▽

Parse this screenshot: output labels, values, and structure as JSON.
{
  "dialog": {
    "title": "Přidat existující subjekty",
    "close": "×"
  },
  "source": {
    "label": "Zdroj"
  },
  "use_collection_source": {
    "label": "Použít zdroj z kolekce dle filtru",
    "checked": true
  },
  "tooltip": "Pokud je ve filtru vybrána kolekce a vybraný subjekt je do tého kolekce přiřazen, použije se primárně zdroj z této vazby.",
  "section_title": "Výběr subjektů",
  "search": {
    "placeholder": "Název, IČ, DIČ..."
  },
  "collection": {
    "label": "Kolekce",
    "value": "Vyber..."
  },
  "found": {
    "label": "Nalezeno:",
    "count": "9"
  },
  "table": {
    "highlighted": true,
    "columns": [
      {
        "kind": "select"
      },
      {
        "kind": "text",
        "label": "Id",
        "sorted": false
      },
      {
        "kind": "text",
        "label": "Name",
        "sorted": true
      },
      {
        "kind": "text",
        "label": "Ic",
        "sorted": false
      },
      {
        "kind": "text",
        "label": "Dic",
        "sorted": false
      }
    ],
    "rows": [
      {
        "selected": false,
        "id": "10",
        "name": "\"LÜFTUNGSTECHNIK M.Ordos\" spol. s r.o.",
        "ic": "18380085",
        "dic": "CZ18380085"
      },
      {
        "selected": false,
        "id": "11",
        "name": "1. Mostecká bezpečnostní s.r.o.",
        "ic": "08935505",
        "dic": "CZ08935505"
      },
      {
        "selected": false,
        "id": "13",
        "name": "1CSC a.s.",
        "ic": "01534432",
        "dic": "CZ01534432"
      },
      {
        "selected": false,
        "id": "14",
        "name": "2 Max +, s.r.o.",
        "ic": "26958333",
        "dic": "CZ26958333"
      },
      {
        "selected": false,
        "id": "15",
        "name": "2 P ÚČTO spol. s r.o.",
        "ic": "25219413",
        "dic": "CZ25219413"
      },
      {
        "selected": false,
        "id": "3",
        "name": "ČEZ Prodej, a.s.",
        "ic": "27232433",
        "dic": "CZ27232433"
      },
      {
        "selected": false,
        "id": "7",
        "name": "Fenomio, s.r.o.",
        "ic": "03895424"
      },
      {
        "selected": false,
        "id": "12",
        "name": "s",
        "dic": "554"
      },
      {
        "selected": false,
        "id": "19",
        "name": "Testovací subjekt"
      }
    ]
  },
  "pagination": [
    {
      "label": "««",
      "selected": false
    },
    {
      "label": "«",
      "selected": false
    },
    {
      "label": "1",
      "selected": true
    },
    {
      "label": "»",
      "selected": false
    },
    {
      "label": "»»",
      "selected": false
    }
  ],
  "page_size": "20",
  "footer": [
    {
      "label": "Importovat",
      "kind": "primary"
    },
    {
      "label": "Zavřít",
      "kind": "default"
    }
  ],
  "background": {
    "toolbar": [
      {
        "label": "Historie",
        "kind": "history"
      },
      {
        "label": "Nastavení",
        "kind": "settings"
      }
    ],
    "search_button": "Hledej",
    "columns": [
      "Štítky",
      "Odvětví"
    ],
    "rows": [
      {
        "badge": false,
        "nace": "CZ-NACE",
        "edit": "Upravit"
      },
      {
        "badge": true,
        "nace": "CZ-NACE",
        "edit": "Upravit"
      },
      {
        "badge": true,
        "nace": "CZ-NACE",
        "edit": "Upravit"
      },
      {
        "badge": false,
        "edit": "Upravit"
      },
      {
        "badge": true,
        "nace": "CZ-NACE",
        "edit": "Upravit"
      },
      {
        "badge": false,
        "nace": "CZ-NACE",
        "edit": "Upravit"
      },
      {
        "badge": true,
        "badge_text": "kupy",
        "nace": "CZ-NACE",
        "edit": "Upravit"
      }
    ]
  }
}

△

- Exercise prompt: Write out every record shown above, word for word.

- Finished exercise:
Parse this screenshot: output labels, values, and structure as JSON.
{
  "dialog": {
    "title": "Přidat existující subjekty",
    "close": "×"
  },
  "source": {
    "label": "Zdroj"
  },
  "use_collection_source": {
    "label": "Použít zdroj z kolekce dle filtru",
    "checked": true
  },
  "tooltip": "Pokud je ve filtru vybrána kolekce a vybraný subjekt je do tého kolekce přiřazen, použije se primárně zdroj z této vazby.",
  "section_title": "Výběr subjektů",
  "search": {
    "placeholder": "Název, IČ, DIČ..."
  },
  "collection": {
    "label": "Kolekce",
    "value": "Vyber..."
  },
  "found": {
    "label": "Nalezeno:",
    "count": "9"
  },
  "table": {
    "highlighted": true,
    "columns": [
      {
        "kind": "select"
      },
      {
        "kind": "text",
        "label": "Id",
        "sorted": false
      },
      {
        "kind": "text",
        "label": "Name",
        "sorted": true
      },
      {
        "kind": "text",
        "label": "Ic",
        "sorted": false
      },
      {
        "kind": "text",
        "label": "Dic",
        "sorted": false
      }
    ],
    "rows": [
      {
        "selected": false,
        "id": "10",
        "name": "\"LÜFTUNGSTECHNIK M.Ordos\" spol. s r.o.",
        "ic": "18380085",
        "dic": "CZ18380085"
      },
      {
        "selected": false,
        "id": "11",
        "name": "1. Mostecká bezpečnostní s.r.o.",
        "ic": "08935505",
        "dic": "CZ08935505"
      },
      {
        "selected": false,
        "id": "13",
        "name": "1CSC a.s.",
        "ic": "01534432",
        "dic": "CZ01534432"
      },
      {
        "selected": false,
        "id": "14",
        "name": "2 Max +, s.r.o.",
        "ic": "26958333",
        "dic": "CZ26958333"
      },
      {
        "selected": false,
        "id": "15",
        "name": "2 P ÚČTO spol. s r.o.",
        "ic": "25219413",
        "dic": "CZ25219413"
      },
      {
        "selected": false,
        "id": "3",
        "name": "ČEZ Prodej, a.s.",
        "ic": "27232433",
        "dic": "CZ27232433"
      },
      {
        "selected": false,
        "id": "7",
        "name": "Fenomio, s.r.o.",
        "ic": "03895424"
      },
      {
        "selected": false,
        "id": "12",
        "name": "s",
        "dic": "554"
      },
      {
        "selected": false,
        "id": "19",
        "name": "Testovací subjekt"
      }
    ]
  },
  "pagination": [
    {
      "label": "««",
      "selected": false
    },
    {
      "label": "«",
      "selected": false
    },
    {
      "label": "1",
      "selected": true
    },
    {
      "label": "»",
      "selected": false
    },
    {
      "label": "»»",
      "selected": false
    }
  ],
  "page_size": "20",
  "footer": [
    {
      "label": "Importovat",
      "kind": "primary"
    },
    {
      "label": "Zavřít",
      "kind": "default"
    }
  ],
  "background": {
    "toolbar": [
      {
        "label": "Historie",
        "kind": "history"
      },
      {
        "label": "Nastavení",
        "kind": "settings"
      }
    ],
    "search_button": "Hledej",
    "columns": [
      "Štítky",
      "Odvětví"
    ],
    "rows": [
      {
        "badge": false,
        "nace": "CZ-NACE",
        "edit": "Upravit"
      },
      {
        "badge": true,
        "nace": "CZ-NACE",
        "edit": "Upravit"
      },
      {
        "badge": true,
        "nace": "CZ-NACE",
        "edit": "Upravit"
      },
      {
        "badge": false,
        "edit": "Upravit"
      },
      {
        "badge": true,
        "nace": "CZ-NACE",
        "edit": "Upravit"
      },
      {
        "badge": false,
        "nace": "CZ-NACE",
        "edit": "Upravit"
      },
      {
        "badge": true,
        "badge_text": "kupy",
        "nace": "CZ-NACE",
        "edit": "Upravit"
      }
    ]
  }
}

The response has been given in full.